Convert every line of the records below into a JSON list of strings, one string per line, skipping blank lines.

Items from a dataset:

··········

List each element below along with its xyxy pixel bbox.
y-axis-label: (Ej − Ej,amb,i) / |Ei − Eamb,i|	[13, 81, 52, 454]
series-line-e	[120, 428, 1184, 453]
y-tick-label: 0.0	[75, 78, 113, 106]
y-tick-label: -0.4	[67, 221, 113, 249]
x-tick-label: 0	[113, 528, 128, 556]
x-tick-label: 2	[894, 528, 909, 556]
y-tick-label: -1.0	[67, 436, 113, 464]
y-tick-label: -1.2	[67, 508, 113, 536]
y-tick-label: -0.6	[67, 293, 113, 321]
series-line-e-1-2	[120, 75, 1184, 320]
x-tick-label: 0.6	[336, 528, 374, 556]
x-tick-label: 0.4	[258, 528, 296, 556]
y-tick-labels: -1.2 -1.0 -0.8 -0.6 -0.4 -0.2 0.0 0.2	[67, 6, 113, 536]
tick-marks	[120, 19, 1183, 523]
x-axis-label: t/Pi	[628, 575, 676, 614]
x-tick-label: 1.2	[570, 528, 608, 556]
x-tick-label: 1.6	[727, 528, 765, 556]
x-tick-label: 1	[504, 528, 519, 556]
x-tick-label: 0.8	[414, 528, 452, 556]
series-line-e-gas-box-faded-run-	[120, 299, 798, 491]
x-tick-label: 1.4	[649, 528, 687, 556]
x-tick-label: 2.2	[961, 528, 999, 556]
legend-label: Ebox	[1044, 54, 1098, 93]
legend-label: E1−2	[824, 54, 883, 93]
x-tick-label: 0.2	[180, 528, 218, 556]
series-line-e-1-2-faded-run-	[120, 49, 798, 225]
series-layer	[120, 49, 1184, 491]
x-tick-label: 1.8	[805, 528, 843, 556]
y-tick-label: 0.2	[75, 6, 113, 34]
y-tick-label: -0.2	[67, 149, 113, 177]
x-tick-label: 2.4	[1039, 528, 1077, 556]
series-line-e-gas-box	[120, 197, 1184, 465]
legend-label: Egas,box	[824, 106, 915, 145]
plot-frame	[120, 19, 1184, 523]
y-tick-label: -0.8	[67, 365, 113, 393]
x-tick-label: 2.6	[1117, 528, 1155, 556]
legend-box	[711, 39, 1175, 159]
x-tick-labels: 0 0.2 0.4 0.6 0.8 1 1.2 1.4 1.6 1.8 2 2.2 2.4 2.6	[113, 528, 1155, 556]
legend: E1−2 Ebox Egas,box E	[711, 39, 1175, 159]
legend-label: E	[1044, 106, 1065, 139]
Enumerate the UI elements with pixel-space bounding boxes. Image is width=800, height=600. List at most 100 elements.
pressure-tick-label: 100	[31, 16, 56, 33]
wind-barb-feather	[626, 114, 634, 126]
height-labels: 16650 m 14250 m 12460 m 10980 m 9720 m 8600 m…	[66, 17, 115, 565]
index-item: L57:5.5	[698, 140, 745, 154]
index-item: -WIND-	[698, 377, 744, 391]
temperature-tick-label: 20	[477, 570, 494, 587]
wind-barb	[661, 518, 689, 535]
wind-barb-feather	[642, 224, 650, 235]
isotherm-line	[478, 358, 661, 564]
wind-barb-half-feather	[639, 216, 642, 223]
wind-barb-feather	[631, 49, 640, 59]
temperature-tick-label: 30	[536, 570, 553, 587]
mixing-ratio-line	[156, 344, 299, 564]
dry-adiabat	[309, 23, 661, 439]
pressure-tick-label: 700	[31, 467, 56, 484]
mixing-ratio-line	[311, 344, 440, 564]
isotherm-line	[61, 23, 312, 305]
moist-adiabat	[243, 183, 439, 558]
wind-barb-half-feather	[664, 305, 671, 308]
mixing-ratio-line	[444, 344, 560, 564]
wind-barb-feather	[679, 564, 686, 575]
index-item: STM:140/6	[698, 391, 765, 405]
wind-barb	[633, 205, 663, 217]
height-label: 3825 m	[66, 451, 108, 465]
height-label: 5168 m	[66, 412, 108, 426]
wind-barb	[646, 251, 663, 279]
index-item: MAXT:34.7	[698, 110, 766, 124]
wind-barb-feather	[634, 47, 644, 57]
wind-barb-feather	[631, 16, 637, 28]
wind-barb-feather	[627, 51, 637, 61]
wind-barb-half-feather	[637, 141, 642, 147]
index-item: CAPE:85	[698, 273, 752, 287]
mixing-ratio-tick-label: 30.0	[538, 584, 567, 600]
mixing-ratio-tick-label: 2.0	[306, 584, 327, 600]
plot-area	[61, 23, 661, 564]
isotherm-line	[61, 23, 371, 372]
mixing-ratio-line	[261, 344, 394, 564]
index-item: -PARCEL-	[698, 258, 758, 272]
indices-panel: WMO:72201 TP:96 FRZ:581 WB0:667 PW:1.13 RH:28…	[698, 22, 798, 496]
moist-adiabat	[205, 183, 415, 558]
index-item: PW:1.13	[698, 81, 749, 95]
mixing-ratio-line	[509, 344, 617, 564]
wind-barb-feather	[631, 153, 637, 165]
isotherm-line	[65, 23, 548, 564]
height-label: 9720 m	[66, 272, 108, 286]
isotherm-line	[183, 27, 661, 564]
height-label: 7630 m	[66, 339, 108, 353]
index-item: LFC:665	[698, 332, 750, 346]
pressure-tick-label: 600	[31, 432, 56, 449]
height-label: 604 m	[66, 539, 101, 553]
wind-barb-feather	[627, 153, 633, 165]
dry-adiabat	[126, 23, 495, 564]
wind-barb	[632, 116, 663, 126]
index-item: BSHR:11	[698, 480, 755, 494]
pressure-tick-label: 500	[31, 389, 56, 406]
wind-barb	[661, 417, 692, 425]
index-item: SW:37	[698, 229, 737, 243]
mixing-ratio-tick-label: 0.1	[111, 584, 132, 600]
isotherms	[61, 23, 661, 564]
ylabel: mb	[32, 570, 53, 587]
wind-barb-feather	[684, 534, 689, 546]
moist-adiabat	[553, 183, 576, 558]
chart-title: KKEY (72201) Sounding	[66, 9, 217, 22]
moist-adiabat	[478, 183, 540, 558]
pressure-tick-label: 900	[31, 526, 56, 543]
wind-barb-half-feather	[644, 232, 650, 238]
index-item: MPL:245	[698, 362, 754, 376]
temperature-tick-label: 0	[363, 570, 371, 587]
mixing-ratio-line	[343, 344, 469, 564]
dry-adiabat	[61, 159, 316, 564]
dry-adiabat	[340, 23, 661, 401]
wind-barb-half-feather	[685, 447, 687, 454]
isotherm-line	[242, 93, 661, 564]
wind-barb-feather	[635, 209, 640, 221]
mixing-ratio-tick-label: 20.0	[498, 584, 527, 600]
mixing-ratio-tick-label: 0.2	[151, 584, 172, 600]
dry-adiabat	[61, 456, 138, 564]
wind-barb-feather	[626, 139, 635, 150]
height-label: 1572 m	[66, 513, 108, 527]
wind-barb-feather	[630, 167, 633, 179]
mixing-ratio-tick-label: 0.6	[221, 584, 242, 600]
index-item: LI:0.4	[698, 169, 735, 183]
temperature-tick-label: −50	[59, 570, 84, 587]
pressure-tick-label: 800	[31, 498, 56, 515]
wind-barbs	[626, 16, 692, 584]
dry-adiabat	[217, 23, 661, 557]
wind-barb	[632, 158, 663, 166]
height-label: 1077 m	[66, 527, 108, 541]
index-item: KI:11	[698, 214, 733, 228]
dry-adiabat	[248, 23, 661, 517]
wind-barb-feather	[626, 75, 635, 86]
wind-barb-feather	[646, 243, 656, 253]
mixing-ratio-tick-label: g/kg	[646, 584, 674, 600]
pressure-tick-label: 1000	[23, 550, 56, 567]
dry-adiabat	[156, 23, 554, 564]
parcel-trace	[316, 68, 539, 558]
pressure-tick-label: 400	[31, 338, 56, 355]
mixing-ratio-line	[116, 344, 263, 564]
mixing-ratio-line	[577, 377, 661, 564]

··········

## Response to the task
[
  "List each element below along with its xyxy pixel bbox.",
  "y-axis-label: (Ej − Ej,amb,i) / |Ei − Eamb,i|\t[13, 81, 52, 454]",
  "series-line-e\t[120, 428, 1184, 453]",
  "y-tick-label: 0.0\t[75, 78, 113, 106]",
  "y-tick-label: -0.4\t[67, 221, 113, 249]",
  "x-tick-label: 0\t[113, 528, 128, 556]",
  "x-tick-label: 2\t[894, 528, 909, 556]",
  "y-tick-label: -1.0\t[67, 436, 113, 464]",
  "y-tick-label: -1.2\t[67, 508, 113, 536]",
  "y-tick-label: -0.6\t[67, 293, 113, 321]",
  "series-line-e-1-2\t[120, 75, 1184, 320]",
  "x-tick-label: 0.6\t[336, 528, 374, 556]",
  "x-tick-label: 0.4\t[258, 528, 296, 556]",
  "y-tick-labels: -1.2 -1.0 -0.8 -0.6 -0.4 -0.2 0.0 0.2\t[67, 6, 113, 536]",
  "tick-marks\t[120, 19, 1183, 523]",
  "x-axis-label: t/Pi\t[628, 575, 676, 614]",
  "x-tick-label: 1.2\t[570, 528, 608, 556]",
  "x-tick-label: 1.6\t[727, 528, 765, 556]",
  "x-tick-label: 1\t[504, 528, 519, 556]",
  "x-tick-label: 0.8\t[414, 528, 452, 556]",
  "series-line-e-gas-box-faded-run-\t[120, 299, 798, 491]",
  "x-tick-label: 1.4\t[649, 528, 687, 556]",
  "x-tick-label: 2.2\t[961, 528, 999, 556]",
  "legend-label: Ebox\t[1044, 54, 1098, 93]",
  "legend-label: E1−2\t[824, 54, 883, 93]",
  "x-tick-label: 0.2\t[180, 528, 218, 556]",
  "series-line-e-1-2-faded-run-\t[120, 49, 798, 225]",
  "series-layer\t[120, 49, 1184, 491]",
  "x-tick-label: 1.8\t[805, 528, 843, 556]",
  "y-tick-label: 0.2\t[75, 6, 113, 34]",
  "y-tick-label: -0.2\t[67, 149, 113, 177]",
  "x-tick-label: 2.4\t[1039, 528, 1077, 556]",
  "series-line-e-gas-box\t[120, 197, 1184, 465]",
  "legend-label: Egas,box\t[824, 106, 915, 145]",
  "plot-frame\t[120, 19, 1184, 523]",
  "y-tick-label: -0.8\t[67, 365, 113, 393]",
  "x-tick-label: 2.6\t[1117, 528, 1155, 556]",
  "legend-box\t[711, 39, 1175, 159]",
  "x-tick-labels: 0 0.2 0.4 0.6 0.8 1 1.2 1.4 1.6 1.8 2 2.2 2.4 2.6\t[113, 528, 1155, 556]",
  "legend: E1−2 Ebox Egas,box E\t[711, 39, 1175, 159]",
  "legend-label: E\t[1044, 106, 1065, 139]",
  "Enumerate the UI elements with pixel-space bounding boxes. Image is width=800, height=600. List at most 100 elements.",
  "pressure-tick-label: 100\t[31, 16, 56, 33]",
  "wind-barb-feather\t[626, 114, 634, 126]",
  "height-labels: 16650 m 14250 m 12460 m 10980 m 9720 m 8600 m…\t[66, 17, 115, 565]",
  "index-item: L57:5.5\t[698, 140, 745, 154]",
  "index-item: -WIND-\t[698, 377, 744, 391]",
  "temperature-tick-label: 20\t[477, 570, 494, 587]",
  "wind-barb\t[661, 518, 689, 535]",
  "wind-barb-feather\t[642, 224, 650, 235]",
  "isotherm-line\t[478, 358, 661, 564]",
  "wind-barb-half-feather\t[639, 216, 642, 223]",
  "wind-barb-feather\t[631, 49, 640, 59]",
  "temperature-tick-label: 30\t[536, 570, 553, 587]",
  "mixing-ratio-line\t[156, 344, 299, 564]",
  "dry-adiabat\t[309, 23, 661, 439]",
  "pressure-tick-label: 700\t[31, 467, 56, 484]",
  "mixing-ratio-line\t[311, 344, 440, 564]",
  "isotherm-line\t[61, 23, 312, 305]",
  "moist-adiabat\t[243, 183, 439, 558]",
  "wind-barb-half-feather\t[664, 305, 671, 308]",
  "mixing-ratio-line\t[444, 344, 560, 564]",
  "wind-barb-feather\t[679, 564, 686, 575]",
  "index-item: STM:140/6\t[698, 391, 765, 405]",
  "wind-barb\t[633, 205, 663, 217]",
  "height-label: 3825 m\t[66, 451, 108, 465]",
  "height-label: 5168 m\t[66, 412, 108, 426]",
  "wind-barb\t[646, 251, 663, 279]",
  "index-item: MAXT:34.7\t[698, 110, 766, 124]",
  "wind-barb-feather\t[634, 47, 644, 57]",
  "wind-barb-feather\t[631, 16, 637, 28]",
  "wind-barb-feather\t[627, 51, 637, 61]",
  "wind-barb-half-feather\t[637, 141, 642, 147]",
  "index-item: CAPE:85\t[698, 273, 752, 287]",
  "mixing-ratio-tick-label: 30.0\t[538, 584, 567, 600]",
  "mixing-ratio-tick-label: 2.0\t[306, 584, 327, 600]",
  "plot-area\t[61, 23, 661, 564]",
  "isotherm-line\t[61, 23, 371, 372]",
  "mixing-ratio-line\t[261, 344, 394, 564]",
  "index-item: -PARCEL-\t[698, 258, 758, 272]",
  "indices-panel: WMO:72201 TP:96 FRZ:581 WB0:667 PW:1.13 RH:28…\t[698, 22, 798, 496]",
  "moist-adiabat\t[205, 183, 415, 558]",
  "index-item: PW:1.13\t[698, 81, 749, 95]",
  "mixing-ratio-line\t[509, 344, 617, 564]",
  "wind-barb-feather\t[631, 153, 637, 165]",
  "isotherm-line\t[65, 23, 548, 564]",
  "height-label: 9720 m\t[66, 272, 108, 286]",
  "isotherm-line\t[183, 27, 661, 564]",
  "height-label: 7630 m\t[66, 339, 108, 353]",
  "index-item: LFC:665\t[698, 332, 750, 346]",
  "pressure-tick-label: 600\t[31, 432, 56, 449]",
  "height-label: 604 m\t[66, 539, 101, 553]",
  "wind-barb-feather\t[627, 153, 633, 165]",
  "dry-adiabat\t[126, 23, 495, 564]",
  "wind-barb\t[632, 116, 663, 126]",
  "index-item: BSHR:11\t[698, 480, 755, 494]",
  "pressure-tick-label: 500\t[31, 389, 56, 406]",
  "wind-barb\t[661, 417, 692, 425]",
  "index-item: SW:37\t[698, 229, 737, 243]",
  "mixing-ratio-tick-label: 0.1\t[111, 584, 132, 600]",
  "isotherms\t[61, 23, 661, 564]",
  "ylabel: mb\t[32, 570, 53, 587]",
  "wind-barb-feather\t[684, 534, 689, 546]",
  "moist-adiabat\t[553, 183, 576, 558]",
  "chart-title: KKEY (72201) Sounding\t[66, 9, 217, 22]",
  "moist-adiabat\t[478, 183, 540, 558]",
  "pressure-tick-label: 900\t[31, 526, 56, 543]",
  "wind-barb-half-feather\t[644, 232, 650, 238]",
  "index-item: MPL:245\t[698, 362, 754, 376]",
  "temperature-tick-label: 0\t[363, 570, 371, 587]",
  "mixing-ratio-line\t[343, 344, 469, 564]",
  "dry-adiabat\t[61, 159, 316, 564]",
  "dry-adiabat\t[340, 23, 661, 401]",
  "wind-barb-half-feather\t[685, 447, 687, 454]",
  "isotherm-line\t[242, 93, 661, 564]",
  "wind-barb-feather\t[635, 209, 640, 221]",
  "mixing-ratio-tick-label: 20.0\t[498, 584, 527, 600]",
  "mixing-ratio-tick-label: 0.2\t[151, 584, 172, 600]",
  "dry-adiabat\t[61, 456, 138, 564]",
  "wind-barb-feather\t[626, 139, 635, 150]",
  "height-label: 1572 m\t[66, 513, 108, 527]",
  "wind-barb-feather\t[630, 167, 633, 179]",
  "mixing-ratio-tick-label: 0.6\t[221, 584, 242, 600]",
  "index-item: LI:0.4\t[698, 169, 735, 183]",
  "temperature-tick-label: −50\t[59, 570, 84, 587]",
  "pressure-tick-label: 800\t[31, 498, 56, 515]",
  "wind-barbs\t[626, 16, 692, 584]",
  "dry-adiabat\t[217, 23, 661, 557]",
  "wind-barb\t[632, 158, 663, 166]",
  "height-label: 1077 m\t[66, 527, 108, 541]",
  "index-item: KI:11\t[698, 214, 733, 228]",
  "dry-adiabat\t[248, 23, 661, 517]",
  "wind-barb-feather\t[626, 75, 635, 86]",
  "wind-barb-feather\t[646, 243, 656, 253]",
  "mixing-ratio-tick-label: g/kg\t[646, 584, 674, 600]",
  "pressure-tick-label: 1000\t[23, 550, 56, 567]",
  "dry-adiabat\t[156, 23, 554, 564]",
  "parcel-trace\t[316, 68, 539, 558]",
  "pressure-tick-label: 400\t[31, 338, 56, 355]",
  "mixing-ratio-line\t[116, 344, 263, 564]",
  "mixing-ratio-line\t[577, 377, 661, 564]"
]